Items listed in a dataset
--------------------

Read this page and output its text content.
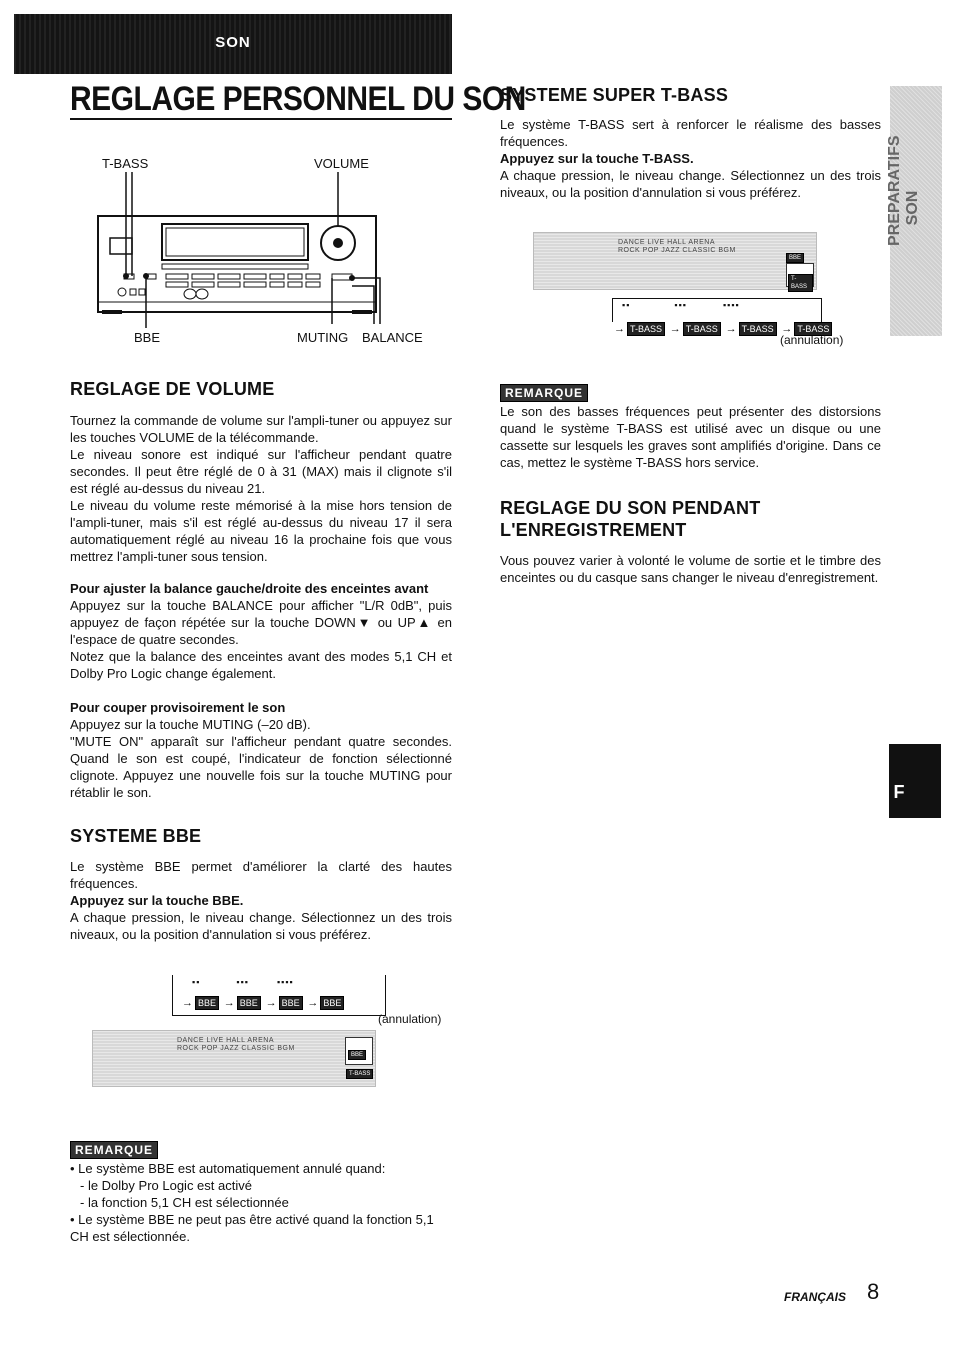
SON
REGLAGE PERSONNEL DU SON
PREPARATIFS SON
F
T-BASS	VOLUME
BBE	MUTING BALANCE
REGLAGE DE VOLUME
Tournez la commande de volume sur l'ampli-tuner ou appuyez sur les touches VOLUME de la télécommande.
Le niveau sonore est indiqué sur l'afficheur pendant quatre secondes. Il peut être réglé de 0 à 31 (MAX) mais il clignote s'il est réglé au-dessus du niveau 21.
Le niveau du volume reste mémorisé à la mise hors tension de l'ampli-tuner, mais s'il est réglé au-dessus du niveau 17 il sera automatiquement réglé au niveau 16 la prochaine fois que vous mettrez l'ampli-tuner sous tension.
Pour ajuster la balance gauche/droite des enceintes avant
Appuyez sur la touche BALANCE pour afficher "L/R 0dB", puis appuyez de façon répétée sur la touche DOWN▼ ou UP▲ en l'espace de quatre secondes.
Notez que la balance des enceintes avant des modes 5,1 CH et Dolby Pro Logic change également.
Pour couper provisoirement le son
Appuyez sur la touche MUTING (–20 dB).
"MUTE ON" apparaît sur l'afficheur pendant quatre secondes. Quand le son est coupé, l'indicateur de fonction sélectionné clignote. Appuyez une nouvelle fois sur la touche MUTING pour rétablir le son.
SYSTEME BBE
Le système BBE permet d'améliorer la clarté des hautes fréquences.
Appuyez sur la touche BBE.
A chaque pression, le niveau change. Sélectionnez un des trois niveaux, ou la position d'annulation si vous préférez.
→ BBE → BBE → BBE → BBE
▪▪	▪▪▪	▪▪▪▪
(annulation)
DANCE LIVE HALL ARENA
ROCK POP JAZZ CLASSIC BGM
BBE
T-BASS
REMARQUE
• Le système BBE est automatiquement annulé quand:
- le Dolby Pro Logic est activé
- la fonction 5,1 CH est sélectionnée
• Le système BBE ne peut pas être activé quand la fonction 5,1 CH est sélectionnée.
SYSTEME SUPER T-BASS
Le système T-BASS sert à renforcer le réalisme des basses fréquences.
Appuyez sur la touche T-BASS.
A chaque pression, le niveau change. Sélectionnez un des trois niveaux, ou la position d'annulation si vous préférez.
DANCE LIVE HALL ARENA
ROCK POP JAZZ CLASSIC BGM
BBE
T-BASS
▪▪	▪▪▪	▪▪▪▪
→ T-BASS → T-BASS → T-BASS → T-BASS
(annulation)
REMARQUE
Le son des basses fréquences peut présenter des distorsions quand le système T-BASS est utilisé avec un disque ou une cassette sur lesquels les graves sont amplifiés d'origine. Dans ce cas, mettez le système T-BASS hors service.
REGLAGE DU SON PENDANT
L'ENREGISTREMENT
Vous pouvez varier à volonté le volume de sortie et le timbre des enceintes ou du casque sans changer le niveau d'enregistrement.
FRANÇAIS 8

--------------------

> [TASK GOAL]
Only lines with the string "tuner" belong in your answer; copy each one.

> [TASK ANSWER]
Tournez la commande de volume sur l'ampli-tuner ou appuyez sur les touches VOLUME de la télécommande.
Le niveau du volume reste mémorisé à la mise hors tension de l'ampli-tuner, mais s'il est réglé au-dessus du niveau 17 il sera automatiquement réglé au niveau 16 la prochaine fois que vous mettrez l'ampli-tuner sous tension.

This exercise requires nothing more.